_RECORDS SUPPLIED_:
┌──

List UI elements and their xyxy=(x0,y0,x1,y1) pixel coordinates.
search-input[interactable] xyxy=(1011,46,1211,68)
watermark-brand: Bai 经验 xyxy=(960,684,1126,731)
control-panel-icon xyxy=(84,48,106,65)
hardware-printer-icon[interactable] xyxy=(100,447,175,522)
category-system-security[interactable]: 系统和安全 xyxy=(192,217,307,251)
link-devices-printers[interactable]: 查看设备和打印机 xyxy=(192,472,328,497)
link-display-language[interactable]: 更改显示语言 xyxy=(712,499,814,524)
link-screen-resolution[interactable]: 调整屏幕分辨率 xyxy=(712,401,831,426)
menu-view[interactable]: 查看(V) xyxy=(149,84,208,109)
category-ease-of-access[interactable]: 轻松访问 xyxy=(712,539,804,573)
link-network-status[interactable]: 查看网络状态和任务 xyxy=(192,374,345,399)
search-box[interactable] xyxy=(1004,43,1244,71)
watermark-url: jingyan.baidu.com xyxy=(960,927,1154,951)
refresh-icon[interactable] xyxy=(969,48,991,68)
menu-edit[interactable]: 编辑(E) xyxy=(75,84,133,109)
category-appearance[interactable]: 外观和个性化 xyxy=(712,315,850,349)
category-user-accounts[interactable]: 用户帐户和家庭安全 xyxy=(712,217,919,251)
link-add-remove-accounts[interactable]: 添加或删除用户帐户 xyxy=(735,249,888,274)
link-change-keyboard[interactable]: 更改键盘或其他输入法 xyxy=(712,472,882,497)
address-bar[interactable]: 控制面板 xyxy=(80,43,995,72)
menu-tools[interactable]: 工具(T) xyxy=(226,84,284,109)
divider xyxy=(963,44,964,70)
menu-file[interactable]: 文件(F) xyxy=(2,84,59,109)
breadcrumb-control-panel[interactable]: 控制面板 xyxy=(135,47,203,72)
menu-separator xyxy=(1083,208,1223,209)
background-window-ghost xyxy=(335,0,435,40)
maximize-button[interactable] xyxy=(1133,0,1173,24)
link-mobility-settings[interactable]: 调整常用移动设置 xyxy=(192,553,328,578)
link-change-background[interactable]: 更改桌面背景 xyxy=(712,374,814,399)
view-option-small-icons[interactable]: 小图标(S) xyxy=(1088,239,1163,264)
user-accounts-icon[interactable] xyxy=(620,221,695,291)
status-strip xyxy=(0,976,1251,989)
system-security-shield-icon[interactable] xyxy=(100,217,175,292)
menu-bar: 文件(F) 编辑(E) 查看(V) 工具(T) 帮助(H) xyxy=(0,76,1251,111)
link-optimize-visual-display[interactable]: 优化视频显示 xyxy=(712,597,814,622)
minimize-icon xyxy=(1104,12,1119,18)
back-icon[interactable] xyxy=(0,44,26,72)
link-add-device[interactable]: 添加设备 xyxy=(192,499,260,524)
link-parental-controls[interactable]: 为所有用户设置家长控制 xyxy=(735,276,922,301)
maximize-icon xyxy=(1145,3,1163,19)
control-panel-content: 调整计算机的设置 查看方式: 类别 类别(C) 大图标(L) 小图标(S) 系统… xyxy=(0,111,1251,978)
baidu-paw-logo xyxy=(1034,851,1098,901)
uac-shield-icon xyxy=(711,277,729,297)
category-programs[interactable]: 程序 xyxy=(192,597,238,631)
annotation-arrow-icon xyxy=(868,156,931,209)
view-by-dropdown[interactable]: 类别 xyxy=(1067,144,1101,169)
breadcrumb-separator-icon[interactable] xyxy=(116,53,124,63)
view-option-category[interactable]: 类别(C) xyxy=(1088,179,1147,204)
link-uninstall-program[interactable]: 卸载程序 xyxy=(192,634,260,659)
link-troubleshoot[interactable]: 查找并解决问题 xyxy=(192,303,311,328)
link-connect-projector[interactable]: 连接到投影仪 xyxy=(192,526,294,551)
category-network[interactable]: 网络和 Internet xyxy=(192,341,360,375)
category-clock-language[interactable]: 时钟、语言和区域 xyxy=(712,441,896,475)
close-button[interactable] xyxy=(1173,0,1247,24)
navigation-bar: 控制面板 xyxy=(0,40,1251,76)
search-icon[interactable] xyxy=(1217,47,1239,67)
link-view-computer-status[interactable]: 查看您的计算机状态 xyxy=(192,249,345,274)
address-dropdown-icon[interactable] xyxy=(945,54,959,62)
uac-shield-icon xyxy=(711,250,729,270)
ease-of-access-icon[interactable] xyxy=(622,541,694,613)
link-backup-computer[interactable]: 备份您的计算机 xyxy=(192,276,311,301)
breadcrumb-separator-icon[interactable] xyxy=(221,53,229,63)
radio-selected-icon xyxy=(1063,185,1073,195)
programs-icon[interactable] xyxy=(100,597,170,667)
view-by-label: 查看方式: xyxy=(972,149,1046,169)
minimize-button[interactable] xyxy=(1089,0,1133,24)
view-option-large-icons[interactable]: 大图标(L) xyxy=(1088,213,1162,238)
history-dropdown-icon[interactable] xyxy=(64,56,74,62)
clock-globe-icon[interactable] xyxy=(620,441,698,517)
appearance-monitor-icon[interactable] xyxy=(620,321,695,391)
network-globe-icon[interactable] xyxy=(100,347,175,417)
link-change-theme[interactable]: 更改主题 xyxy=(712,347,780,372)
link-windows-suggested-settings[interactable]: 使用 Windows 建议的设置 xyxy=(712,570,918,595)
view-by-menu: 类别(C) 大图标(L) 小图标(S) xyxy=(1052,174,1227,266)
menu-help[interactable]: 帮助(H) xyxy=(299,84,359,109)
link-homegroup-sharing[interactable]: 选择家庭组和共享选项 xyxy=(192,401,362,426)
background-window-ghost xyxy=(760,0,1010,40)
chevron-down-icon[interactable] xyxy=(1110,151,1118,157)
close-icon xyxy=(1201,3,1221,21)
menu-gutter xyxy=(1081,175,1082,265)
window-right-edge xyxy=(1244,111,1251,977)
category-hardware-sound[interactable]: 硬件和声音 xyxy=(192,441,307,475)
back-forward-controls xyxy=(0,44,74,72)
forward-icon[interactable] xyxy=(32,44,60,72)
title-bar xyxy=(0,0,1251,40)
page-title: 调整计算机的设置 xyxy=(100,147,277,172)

└──

_WHAT IS EXPECTED_: Edit the rows above, replacing every "background-window-ghost" with "inactive-window" and leaving everything else unchanged.

_REPLY_:
List UI elements and their xyxy=(x0,y0,x1,y1) pixel coordinates.
search-input[interactable] xyxy=(1011,46,1211,68)
watermark-brand: Bai 经验 xyxy=(960,684,1126,731)
control-panel-icon xyxy=(84,48,106,65)
hardware-printer-icon[interactable] xyxy=(100,447,175,522)
category-system-security[interactable]: 系统和安全 xyxy=(192,217,307,251)
link-devices-printers[interactable]: 查看设备和打印机 xyxy=(192,472,328,497)
link-display-language[interactable]: 更改显示语言 xyxy=(712,499,814,524)
link-screen-resolution[interactable]: 调整屏幕分辨率 xyxy=(712,401,831,426)
menu-view[interactable]: 查看(V) xyxy=(149,84,208,109)
category-ease-of-access[interactable]: 轻松访问 xyxy=(712,539,804,573)
link-network-status[interactable]: 查看网络状态和任务 xyxy=(192,374,345,399)
search-box[interactable] xyxy=(1004,43,1244,71)
watermark-url: jingyan.baidu.com xyxy=(960,927,1154,951)
refresh-icon[interactable] xyxy=(969,48,991,68)
menu-edit[interactable]: 编辑(E) xyxy=(75,84,133,109)
category-appearance[interactable]: 外观和个性化 xyxy=(712,315,850,349)
category-user-accounts[interactable]: 用户帐户和家庭安全 xyxy=(712,217,919,251)
link-add-remove-accounts[interactable]: 添加或删除用户帐户 xyxy=(735,249,888,274)
link-change-keyboard[interactable]: 更改键盘或其他输入法 xyxy=(712,472,882,497)
address-bar[interactable]: 控制面板 xyxy=(80,43,995,72)
menu-tools[interactable]: 工具(T) xyxy=(226,84,284,109)
divider xyxy=(963,44,964,70)
menu-file[interactable]: 文件(F) xyxy=(2,84,59,109)
breadcrumb-control-panel[interactable]: 控制面板 xyxy=(135,47,203,72)
menu-separator xyxy=(1083,208,1223,209)
inactive-window xyxy=(335,0,435,40)
maximize-button[interactable] xyxy=(1133,0,1173,24)
link-mobility-settings[interactable]: 调整常用移动设置 xyxy=(192,553,328,578)
link-change-background[interactable]: 更改桌面背景 xyxy=(712,374,814,399)
view-option-small-icons[interactable]: 小图标(S) xyxy=(1088,239,1163,264)
user-accounts-icon[interactable] xyxy=(620,221,695,291)
status-strip xyxy=(0,976,1251,989)
system-security-shield-icon[interactable] xyxy=(100,217,175,292)
menu-bar: 文件(F) 编辑(E) 查看(V) 工具(T) 帮助(H) xyxy=(0,76,1251,111)
link-optimize-visual-display[interactable]: 优化视频显示 xyxy=(712,597,814,622)
minimize-icon xyxy=(1104,12,1119,18)
back-icon[interactable] xyxy=(0,44,26,72)
link-add-device[interactable]: 添加设备 xyxy=(192,499,260,524)
link-parental-controls[interactable]: 为所有用户设置家长控制 xyxy=(735,276,922,301)
maximize-icon xyxy=(1145,3,1163,19)
control-panel-content: 调整计算机的设置 查看方式: 类别 类别(C) 大图标(L) 小图标(S) 系统… xyxy=(0,111,1251,978)
baidu-paw-logo xyxy=(1034,851,1098,901)
uac-shield-icon xyxy=(711,277,729,297)
category-programs[interactable]: 程序 xyxy=(192,597,238,631)
annotation-arrow-icon xyxy=(868,156,931,209)
view-by-dropdown[interactable]: 类别 xyxy=(1067,144,1101,169)
breadcrumb-separator-icon[interactable] xyxy=(116,53,124,63)
view-option-category[interactable]: 类别(C) xyxy=(1088,179,1147,204)
link-uninstall-program[interactable]: 卸载程序 xyxy=(192,634,260,659)
link-troubleshoot[interactable]: 查找并解决问题 xyxy=(192,303,311,328)
link-connect-projector[interactable]: 连接到投影仪 xyxy=(192,526,294,551)
category-network[interactable]: 网络和 Internet xyxy=(192,341,360,375)
category-clock-language[interactable]: 时钟、语言和区域 xyxy=(712,441,896,475)
close-button[interactable] xyxy=(1173,0,1247,24)
navigation-bar: 控制面板 xyxy=(0,40,1251,76)
search-icon[interactable] xyxy=(1217,47,1239,67)
link-view-computer-status[interactable]: 查看您的计算机状态 xyxy=(192,249,345,274)
address-dropdown-icon[interactable] xyxy=(945,54,959,62)
uac-shield-icon xyxy=(711,250,729,270)
ease-of-access-icon[interactable] xyxy=(622,541,694,613)
link-backup-computer[interactable]: 备份您的计算机 xyxy=(192,276,311,301)
breadcrumb-separator-icon[interactable] xyxy=(221,53,229,63)
radio-selected-icon xyxy=(1063,185,1073,195)
programs-icon[interactable] xyxy=(100,597,170,667)
view-by-label: 查看方式: xyxy=(972,149,1046,169)
minimize-button[interactable] xyxy=(1089,0,1133,24)
view-option-large-icons[interactable]: 大图标(L) xyxy=(1088,213,1162,238)
history-dropdown-icon[interactable] xyxy=(64,56,74,62)
clock-globe-icon[interactable] xyxy=(620,441,698,517)
appearance-monitor-icon[interactable] xyxy=(620,321,695,391)
network-globe-icon[interactable] xyxy=(100,347,175,417)
link-change-theme[interactable]: 更改主题 xyxy=(712,347,780,372)
link-windows-suggested-settings[interactable]: 使用 Windows 建议的设置 xyxy=(712,570,918,595)
view-by-menu: 类别(C) 大图标(L) 小图标(S) xyxy=(1052,174,1227,266)
menu-help[interactable]: 帮助(H) xyxy=(299,84,359,109)
link-homegroup-sharing[interactable]: 选择家庭组和共享选项 xyxy=(192,401,362,426)
inactive-window xyxy=(760,0,1010,40)
chevron-down-icon[interactable] xyxy=(1110,151,1118,157)
close-icon xyxy=(1201,3,1221,21)
menu-gutter xyxy=(1081,175,1082,265)
window-right-edge xyxy=(1244,111,1251,977)
category-hardware-sound[interactable]: 硬件和声音 xyxy=(192,441,307,475)
back-forward-controls xyxy=(0,44,74,72)
forward-icon[interactable] xyxy=(32,44,60,72)
title-bar xyxy=(0,0,1251,40)
page-title: 调整计算机的设置 xyxy=(100,147,277,172)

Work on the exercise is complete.